:: DATA FOR THE TASK
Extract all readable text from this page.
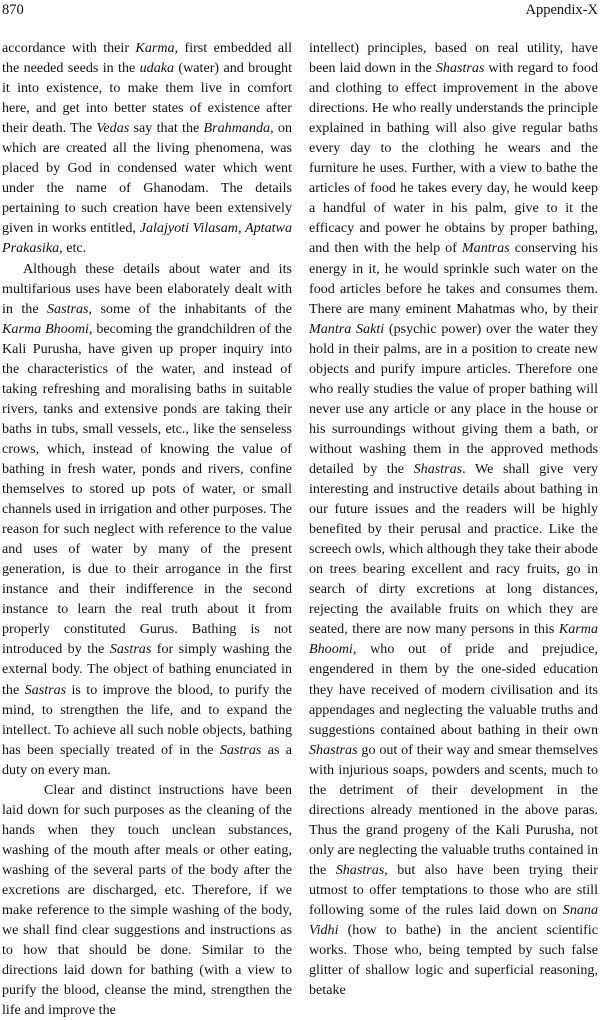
870	Appendix-X

accordance with their Karma, first embedded all the needed seeds in the udaka (water) and brought it into existence, to make them live in comfort here, and get into better states of existence after their death. The Vedas say that the Brahmanda, on which are created all the living phenomena, was placed by God in condensed water which went under the name of Ghanodam. The details pertaining to such creation have been extensively given in works entitled, Jalajyoti Vilasam, Aptatwa Prakasika, etc.

Although these details about water and its multifarious uses have been elaborately dealt with in the Sastras, some of the inhabitants of the Karma Bhoomi, becoming the grandchildren of the Kali Purusha, have given up proper inquiry into the characteristics of the water, and instead of taking refreshing and moralising baths in suitable rivers, tanks and extensive ponds are taking their baths in tubs, small vessels, etc., like the senseless crows, which, instead of knowing the value of bathing in fresh water, ponds and rivers, confine themselves to stored up pots of water, or small channels used in irrigation and other purposes. The reason for such neglect with reference to the value and uses of water by many of the present generation, is due to their arrogance in the first instance and their indifference in the second instance to learn the real truth about it from properly constituted Gurus. Bathing is not introduced by the Sastras for simply washing the external body. The object of bathing enunciated in the Sastras is to improve the blood, to purify the mind, to strengthen the life, and to expand the intellect. To achieve all such noble objects, bathing has been specially treated of in the Sastras as a duty on every man.

Clear and distinct instructions have been laid down for such purposes as the cleaning of the hands when they touch unclean substances, washing of the mouth after meals or other eating, washing of the several parts of the body after the excretions are discharged, etc. Therefore, if we make reference to the simple washing of the body, we shall find clear suggestions and instructions as to how that should be done. Similar to the directions laid down for bathing (with a view to purify the blood, cleanse the mind, strengthen the life and improve the

intellect) principles, based on real utility, have been laid down in the Shastras with regard to food and clothing to effect improvement in the above directions. He who really understands the principle explained in bathing will also give regular baths every day to the clothing he wears and the furniture he uses. Further, with a view to bathe the articles of food he takes every day, he would keep a handful of water in his palm, give to it the efficacy and power he obtains by proper bathing, and then with the help of Mantras conserving his energy in it, he would sprinkle such water on the food articles before he takes and consumes them. There are many eminent Mahatmas who, by their Mantra Sakti (psychic power) over the water they hold in their palms, are in a position to create new objects and purify impure articles. Therefore one who really studies the value of proper bathing will never use any article or any place in the house or his surroundings without giving them a bath, or without washing them in the approved methods detailed by the Shastras. We shall give very interesting and instructive details about bathing in our future issues and the readers will be highly benefited by their perusal and practice. Like the screech owls, which although they take their abode on trees bearing excellent and racy fruits, go in search of dirty excretions at long distances, rejecting the available fruits on which they are seated, there are now many persons in this Karma Bhoomi, who out of pride and prejudice, engendered in them by the one-sided education they have received of modern civilisation and its appendages and neglecting the valuable truths and suggestions contained about bathing in their own Shastras go out of their way and smear themselves with injurious soaps, powders and scents, much to the detriment of their development in the directions already mentioned in the above paras. Thus the grand progeny of the Kali Purusha, not only are neglecting the valuable truths contained in the Shastras, but also have been trying their utmost to offer temptations to those who are still following some of the rules laid down on Snana Vidhi (how to bathe) in the ancient scientific works. Those who, being tempted by such false glitter of shallow logic and superficial reasoning, betake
::::
- _TO DO_
Output all the records, word for word, with no pictures in the copy.

- _OUTPUT FOR THIS EXERCISE_
Extract all readable text from this page.
870	Appendix-X

accordance with their Karma, first embedded all the needed seeds in the udaka (water) and brought it into existence, to make them live in comfort here, and get into better states of existence after their death. The Vedas say that the Brahmanda, on which are created all the living phenomena, was placed by God in condensed water which went under the name of Ghanodam. The details pertaining to such creation have been extensively given in works entitled, Jalajyoti Vilasam, Aptatwa Prakasika, etc.

Although these details about water and its multifarious uses have been elaborately dealt with in the Sastras, some of the inhabitants of the Karma Bhoomi, becoming the grandchildren of the Kali Purusha, have given up proper inquiry into the characteristics of the water, and instead of taking refreshing and moralising baths in suitable rivers, tanks and extensive ponds are taking their baths in tubs, small vessels, etc., like the senseless crows, which, instead of knowing the value of bathing in fresh water, ponds and rivers, confine themselves to stored up pots of water, or small channels used in irrigation and other purposes. The reason for such neglect with reference to the value and uses of water by many of the present generation, is due to their arrogance in the first instance and their indifference in the second instance to learn the real truth about it from properly constituted Gurus. Bathing is not introduced by the Sastras for simply washing the external body. The object of bathing enunciated in the Sastras is to improve the blood, to purify the mind, to strengthen the life, and to expand the intellect. To achieve all such noble objects, bathing has been specially treated of in the Sastras as a duty on every man.

Clear and distinct instructions have been laid down for such purposes as the cleaning of the hands when they touch unclean substances, washing of the mouth after meals or other eating, washing of the several parts of the body after the excretions are discharged, etc. Therefore, if we make reference to the simple washing of the body, we shall find clear suggestions and instructions as to how that should be done. Similar to the directions laid down for bathing (with a view to purify the blood, cleanse the mind, strengthen the life and improve the

intellect) principles, based on real utility, have been laid down in the Shastras with regard to food and clothing to effect improvement in the above directions. He who really understands the principle explained in bathing will also give regular baths every day to the clothing he wears and the furniture he uses. Further, with a view to bathe the articles of food he takes every day, he would keep a handful of water in his palm, give to it the efficacy and power he obtains by proper bathing, and then with the help of Mantras conserving his energy in it, he would sprinkle such water on the food articles before he takes and consumes them. There are many eminent Mahatmas who, by their Mantra Sakti (psychic power) over the water they hold in their palms, are in a position to create new objects and purify impure articles. Therefore one who really studies the value of proper bathing will never use any article or any place in the house or his surroundings without giving them a bath, or without washing them in the approved methods detailed by the Shastras. We shall give very interesting and instructive details about bathing in our future issues and the readers will be highly benefited by their perusal and practice. Like the screech owls, which although they take their abode on trees bearing excellent and racy fruits, go in search of dirty excretions at long distances, rejecting the available fruits on which they are seated, there are now many persons in this Karma Bhoomi, who out of pride and prejudice, engendered in them by the one-sided education they have received of modern civilisation and its appendages and neglecting the valuable truths and suggestions contained about bathing in their own Shastras go out of their way and smear themselves with injurious soaps, powders and scents, much to the detriment of their development in the directions already mentioned in the above paras. Thus the grand progeny of the Kali Purusha, not only are neglecting the valuable truths contained in the Shastras, but also have been trying their utmost to offer temptations to those who are still following some of the rules laid down on Snana Vidhi (how to bathe) in the ancient scientific works. Those who, being tempted by such false glitter of shallow logic and superficial reasoning, betake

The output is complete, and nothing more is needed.